Copy out each line of the material below with no changes.

◇ ◇ ◇ ◇ ◇ ◇ ◇

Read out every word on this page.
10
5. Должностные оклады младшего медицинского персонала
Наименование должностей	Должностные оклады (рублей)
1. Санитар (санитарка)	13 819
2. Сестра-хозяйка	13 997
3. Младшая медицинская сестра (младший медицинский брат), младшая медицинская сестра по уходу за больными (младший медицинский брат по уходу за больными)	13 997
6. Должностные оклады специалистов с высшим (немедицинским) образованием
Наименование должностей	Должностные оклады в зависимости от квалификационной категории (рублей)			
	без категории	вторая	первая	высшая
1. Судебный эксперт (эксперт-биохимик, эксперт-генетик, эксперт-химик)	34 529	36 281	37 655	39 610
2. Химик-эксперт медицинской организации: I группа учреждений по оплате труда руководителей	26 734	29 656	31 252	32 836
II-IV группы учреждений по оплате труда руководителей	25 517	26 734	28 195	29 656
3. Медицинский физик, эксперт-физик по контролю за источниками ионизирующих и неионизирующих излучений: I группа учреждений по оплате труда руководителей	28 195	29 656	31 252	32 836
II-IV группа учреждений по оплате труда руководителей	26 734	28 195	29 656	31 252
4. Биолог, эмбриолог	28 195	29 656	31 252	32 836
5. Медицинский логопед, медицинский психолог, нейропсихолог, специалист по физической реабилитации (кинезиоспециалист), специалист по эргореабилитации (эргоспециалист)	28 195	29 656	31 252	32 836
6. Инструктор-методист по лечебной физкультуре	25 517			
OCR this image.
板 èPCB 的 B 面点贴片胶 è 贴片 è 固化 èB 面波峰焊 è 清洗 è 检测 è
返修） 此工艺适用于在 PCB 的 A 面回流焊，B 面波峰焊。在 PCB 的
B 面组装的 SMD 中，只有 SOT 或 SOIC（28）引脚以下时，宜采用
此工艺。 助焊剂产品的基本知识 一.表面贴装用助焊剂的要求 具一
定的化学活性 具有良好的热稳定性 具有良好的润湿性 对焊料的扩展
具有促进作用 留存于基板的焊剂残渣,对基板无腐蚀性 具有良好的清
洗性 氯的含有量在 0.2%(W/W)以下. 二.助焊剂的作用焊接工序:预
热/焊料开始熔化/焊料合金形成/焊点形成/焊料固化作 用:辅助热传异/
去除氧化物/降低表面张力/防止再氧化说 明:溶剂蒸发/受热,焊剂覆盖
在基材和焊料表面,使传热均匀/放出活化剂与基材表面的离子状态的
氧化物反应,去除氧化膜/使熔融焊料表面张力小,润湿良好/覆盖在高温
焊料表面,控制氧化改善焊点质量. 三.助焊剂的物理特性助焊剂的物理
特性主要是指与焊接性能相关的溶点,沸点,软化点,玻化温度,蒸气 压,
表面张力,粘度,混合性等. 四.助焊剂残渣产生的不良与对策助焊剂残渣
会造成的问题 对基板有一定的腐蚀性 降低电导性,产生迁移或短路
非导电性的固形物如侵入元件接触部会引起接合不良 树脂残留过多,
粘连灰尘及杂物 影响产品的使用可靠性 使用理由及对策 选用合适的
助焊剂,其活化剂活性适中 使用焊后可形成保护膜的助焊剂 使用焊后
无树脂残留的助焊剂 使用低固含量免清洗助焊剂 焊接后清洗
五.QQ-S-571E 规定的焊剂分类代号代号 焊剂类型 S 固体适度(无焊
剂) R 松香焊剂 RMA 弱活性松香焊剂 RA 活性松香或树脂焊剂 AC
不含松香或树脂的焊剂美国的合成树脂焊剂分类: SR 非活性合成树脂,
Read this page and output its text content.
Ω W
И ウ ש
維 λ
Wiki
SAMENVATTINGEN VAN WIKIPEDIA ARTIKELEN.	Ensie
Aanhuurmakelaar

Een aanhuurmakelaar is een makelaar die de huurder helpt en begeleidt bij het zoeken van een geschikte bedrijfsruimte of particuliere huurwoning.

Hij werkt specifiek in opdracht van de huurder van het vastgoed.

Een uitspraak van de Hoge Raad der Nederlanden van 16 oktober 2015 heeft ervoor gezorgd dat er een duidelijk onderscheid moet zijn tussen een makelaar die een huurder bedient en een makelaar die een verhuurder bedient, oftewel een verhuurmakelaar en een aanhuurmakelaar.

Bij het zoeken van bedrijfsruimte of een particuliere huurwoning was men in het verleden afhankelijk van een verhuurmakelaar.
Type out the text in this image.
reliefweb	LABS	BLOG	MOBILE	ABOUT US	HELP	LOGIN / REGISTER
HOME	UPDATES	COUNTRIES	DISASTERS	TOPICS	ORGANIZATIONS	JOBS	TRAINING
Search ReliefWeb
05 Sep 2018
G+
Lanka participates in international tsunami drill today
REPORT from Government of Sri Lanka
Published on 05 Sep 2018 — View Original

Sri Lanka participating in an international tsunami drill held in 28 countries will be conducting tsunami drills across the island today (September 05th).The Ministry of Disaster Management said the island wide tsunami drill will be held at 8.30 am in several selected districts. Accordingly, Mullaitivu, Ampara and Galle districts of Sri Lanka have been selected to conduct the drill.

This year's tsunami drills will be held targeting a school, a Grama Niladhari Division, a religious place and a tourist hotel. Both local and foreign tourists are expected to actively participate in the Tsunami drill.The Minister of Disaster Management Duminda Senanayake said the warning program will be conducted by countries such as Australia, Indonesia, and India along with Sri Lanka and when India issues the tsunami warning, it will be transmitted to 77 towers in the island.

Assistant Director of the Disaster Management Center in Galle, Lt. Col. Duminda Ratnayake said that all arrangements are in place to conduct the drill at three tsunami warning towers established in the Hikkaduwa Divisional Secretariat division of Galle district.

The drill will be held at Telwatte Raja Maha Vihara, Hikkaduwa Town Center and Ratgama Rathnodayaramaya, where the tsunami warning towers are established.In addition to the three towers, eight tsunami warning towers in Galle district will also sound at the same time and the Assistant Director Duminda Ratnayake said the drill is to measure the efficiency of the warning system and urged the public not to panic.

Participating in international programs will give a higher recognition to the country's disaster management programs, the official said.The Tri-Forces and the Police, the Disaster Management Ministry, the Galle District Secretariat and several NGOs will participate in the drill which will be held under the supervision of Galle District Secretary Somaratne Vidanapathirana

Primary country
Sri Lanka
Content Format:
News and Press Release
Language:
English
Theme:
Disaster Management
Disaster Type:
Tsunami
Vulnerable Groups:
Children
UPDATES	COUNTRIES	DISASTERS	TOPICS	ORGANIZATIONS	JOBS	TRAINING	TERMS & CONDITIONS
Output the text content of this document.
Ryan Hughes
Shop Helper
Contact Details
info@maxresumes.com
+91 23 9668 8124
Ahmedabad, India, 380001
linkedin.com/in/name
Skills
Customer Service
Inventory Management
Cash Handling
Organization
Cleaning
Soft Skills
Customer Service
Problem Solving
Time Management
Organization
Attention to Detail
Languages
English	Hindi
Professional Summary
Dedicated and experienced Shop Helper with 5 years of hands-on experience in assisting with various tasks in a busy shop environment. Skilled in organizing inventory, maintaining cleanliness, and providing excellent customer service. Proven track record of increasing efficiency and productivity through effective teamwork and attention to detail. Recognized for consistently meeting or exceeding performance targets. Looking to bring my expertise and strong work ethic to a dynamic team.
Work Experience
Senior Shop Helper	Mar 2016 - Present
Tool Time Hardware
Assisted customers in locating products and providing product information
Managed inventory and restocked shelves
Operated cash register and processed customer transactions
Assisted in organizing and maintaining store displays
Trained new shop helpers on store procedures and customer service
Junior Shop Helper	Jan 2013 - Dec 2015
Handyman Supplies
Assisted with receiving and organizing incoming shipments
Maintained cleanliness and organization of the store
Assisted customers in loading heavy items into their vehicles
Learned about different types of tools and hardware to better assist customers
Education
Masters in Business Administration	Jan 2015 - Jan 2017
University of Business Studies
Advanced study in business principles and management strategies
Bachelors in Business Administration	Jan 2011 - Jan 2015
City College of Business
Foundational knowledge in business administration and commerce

◇ ◇ ◇ ◇ ◇ ◇ ◇

◆ Result below ◆
Read out every word on this page.
10
5. Должностные оклады младшего медицинского персонала
Наименование должностей	Должностные оклады (рублей)
1. Санитар (санитарка)	13 819
2. Сестра-хозяйка	13 997
3. Младшая медицинская сестра (младший медицинский брат), младшая медицинская сестра по уходу за больными (младший медицинский брат по уходу за больными)	13 997
6. Должностные оклады специалистов с высшим (немедицинским) образованием
Наименование должностей	Должностные оклады в зависимости от квалификационной категории (рублей)			
	без категории	вторая	первая	высшая
1. Судебный эксперт (эксперт-биохимик, эксперт-генетик, эксперт-химик)	34 529	36 281	37 655	39 610
2. Химик-эксперт медицинской организации: I группа учреждений по оплате труда руководителей	26 734	29 656	31 252	32 836
II-IV группы учреждений по оплате труда руководителей	25 517	26 734	28 195	29 656
3. Медицинский физик, эксперт-физик по контролю за источниками ионизирующих и неионизирующих излучений: I группа учреждений по оплате труда руководителей	28 195	29 656	31 252	32 836
II-IV группа учреждений по оплате труда руководителей	26 734	28 195	29 656	31 252
4. Биолог, эмбриолог	28 195	29 656	31 252	32 836
5. Медицинский логопед, медицинский психолог, нейропсихолог, специалист по физической реабилитации (кинезиоспециалист), специалист по эргореабилитации (эргоспециалист)	28 195	29 656	31 252	32 836
6. Инструктор-методист по лечебной физкультуре	25 517			
OCR this image.
板 èPCB 的 B 面点贴片胶 è 贴片 è 固化 èB 面波峰焊 è 清洗 è 检测 è
返修） 此工艺适用于在 PCB 的 A 面回流焊，B 面波峰焊。在 PCB 的
B 面组装的 SMD 中，只有 SOT 或 SOIC（28）引脚以下时，宜采用
此工艺。 助焊剂产品的基本知识 一.表面贴装用助焊剂的要求 具一
定的化学活性 具有良好的热稳定性 具有良好的润湿性 对焊料的扩展
具有促进作用 留存于基板的焊剂残渣,对基板无腐蚀性 具有良好的清
洗性 氯的含有量在 0.2%(W/W)以下. 二.助焊剂的作用焊接工序:预
热/焊料开始熔化/焊料合金形成/焊点形成/焊料固化作 用:辅助热传异/
去除氧化物/降低表面张力/防止再氧化说 明:溶剂蒸发/受热,焊剂覆盖
在基材和焊料表面,使传热均匀/放出活化剂与基材表面的离子状态的
氧化物反应,去除氧化膜/使熔融焊料表面张力小,润湿良好/覆盖在高温
焊料表面,控制氧化改善焊点质量. 三.助焊剂的物理特性助焊剂的物理
特性主要是指与焊接性能相关的溶点,沸点,软化点,玻化温度,蒸气 压,
表面张力,粘度,混合性等. 四.助焊剂残渣产生的不良与对策助焊剂残渣
会造成的问题 对基板有一定的腐蚀性 降低电导性,产生迁移或短路
非导电性的固形物如侵入元件接触部会引起接合不良 树脂残留过多,
粘连灰尘及杂物 影响产品的使用可靠性 使用理由及对策 选用合适的
助焊剂,其活化剂活性适中 使用焊后可形成保护膜的助焊剂 使用焊后
无树脂残留的助焊剂 使用低固含量免清洗助焊剂 焊接后清洗
五.QQ-S-571E 规定的焊剂分类代号代号 焊剂类型 S 固体适度(无焊
剂) R 松香焊剂 RMA 弱活性松香焊剂 RA 活性松香或树脂焊剂 AC
不含松香或树脂的焊剂美国的合成树脂焊剂分类: SR 非活性合成树脂,
Read this page and output its text content.
Ω W
И ウ ש
維 λ
Wiki
SAMENVATTINGEN VAN WIKIPEDIA ARTIKELEN.	Ensie
Aanhuurmakelaar

Een aanhuurmakelaar is een makelaar die de huurder helpt en begeleidt bij het zoeken van een geschikte bedrijfsruimte of particuliere huurwoning.

Hij werkt specifiek in opdracht van de huurder van het vastgoed.

Een uitspraak van de Hoge Raad der Nederlanden van 16 oktober 2015 heeft ervoor gezorgd dat er een duidelijk onderscheid moet zijn tussen een makelaar die een huurder bedient en een makelaar die een verhuurder bedient, oftewel een verhuurmakelaar en een aanhuurmakelaar.

Bij het zoeken van bedrijfsruimte of een particuliere huurwoning was men in het verleden afhankelijk van een verhuurmakelaar.
Type out the text in this image.
reliefweb	LABS	BLOG	MOBILE	ABOUT US	HELP	LOGIN / REGISTER
HOME	UPDATES	COUNTRIES	DISASTERS	TOPICS	ORGANIZATIONS	JOBS	TRAINING
Search ReliefWeb
05 Sep 2018
G+
Lanka participates in international tsunami drill today
REPORT from Government of Sri Lanka
Published on 05 Sep 2018 — View Original

Sri Lanka participating in an international tsunami drill held in 28 countries will be conducting tsunami drills across the island today (September 05th).The Ministry of Disaster Management said the island wide tsunami drill will be held at 8.30 am in several selected districts. Accordingly, Mullaitivu, Ampara and Galle districts of Sri Lanka have been selected to conduct the drill.

This year's tsunami drills will be held targeting a school, a Grama Niladhari Division, a religious place and a tourist hotel. Both local and foreign tourists are expected to actively participate in the Tsunami drill.The Minister of Disaster Management Duminda Senanayake said the warning program will be conducted by countries such as Australia, Indonesia, and India along with Sri Lanka and when India issues the tsunami warning, it will be transmitted to 77 towers in the island.

Assistant Director of the Disaster Management Center in Galle, Lt. Col. Duminda Ratnayake said that all arrangements are in place to conduct the drill at three tsunami warning towers established in the Hikkaduwa Divisional Secretariat division of Galle district.

The drill will be held at Telwatte Raja Maha Vihara, Hikkaduwa Town Center and Ratgama Rathnodayaramaya, where the tsunami warning towers are established.In addition to the three towers, eight tsunami warning towers in Galle district will also sound at the same time and the Assistant Director Duminda Ratnayake said the drill is to measure the efficiency of the warning system and urged the public not to panic.

Participating in international programs will give a higher recognition to the country's disaster management programs, the official said.The Tri-Forces and the Police, the Disaster Management Ministry, the Galle District Secretariat and several NGOs will participate in the drill which will be held under the supervision of Galle District Secretary Somaratne Vidanapathirana

Primary country
Sri Lanka
Content Format:
News and Press Release
Language:
English
Theme:
Disaster Management
Disaster Type:
Tsunami
Vulnerable Groups:
Children
UPDATES	COUNTRIES	DISASTERS	TOPICS	ORGANIZATIONS	JOBS	TRAINING	TERMS & CONDITIONS
Output the text content of this document.
Ryan Hughes
Shop Helper
Contact Details
info@maxresumes.com
+91 23 9668 8124
Ahmedabad, India, 380001
linkedin.com/in/name
Skills
Customer Service
Inventory Management
Cash Handling
Organization
Cleaning
Soft Skills
Customer Service
Problem Solving
Time Management
Organization
Attention to Detail
Languages
English	Hindi
Professional Summary
Dedicated and experienced Shop Helper with 5 years of hands-on experience in assisting with various tasks in a busy shop environment. Skilled in organizing inventory, maintaining cleanliness, and providing excellent customer service. Proven track record of increasing efficiency and productivity through effective teamwork and attention to detail. Recognized for consistently meeting or exceeding performance targets. Looking to bring my expertise and strong work ethic to a dynamic team.
Work Experience
Senior Shop Helper	Mar 2016 - Present
Tool Time Hardware
Assisted customers in locating products and providing product information
Managed inventory and restocked shelves
Operated cash register and processed customer transactions
Assisted in organizing and maintaining store displays
Trained new shop helpers on store procedures and customer service
Junior Shop Helper	Jan 2013 - Dec 2015
Handyman Supplies
Assisted with receiving and organizing incoming shipments
Maintained cleanliness and organization of the store
Assisted customers in loading heavy items into their vehicles
Learned about different types of tools and hardware to better assist customers
Education
Masters in Business Administration	Jan 2015 - Jan 2017
University of Business Studies
Advanced study in business principles and management strategies
Bachelors in Business Administration	Jan 2011 - Jan 2015
City College of Business
Foundational knowledge in business administration and commerce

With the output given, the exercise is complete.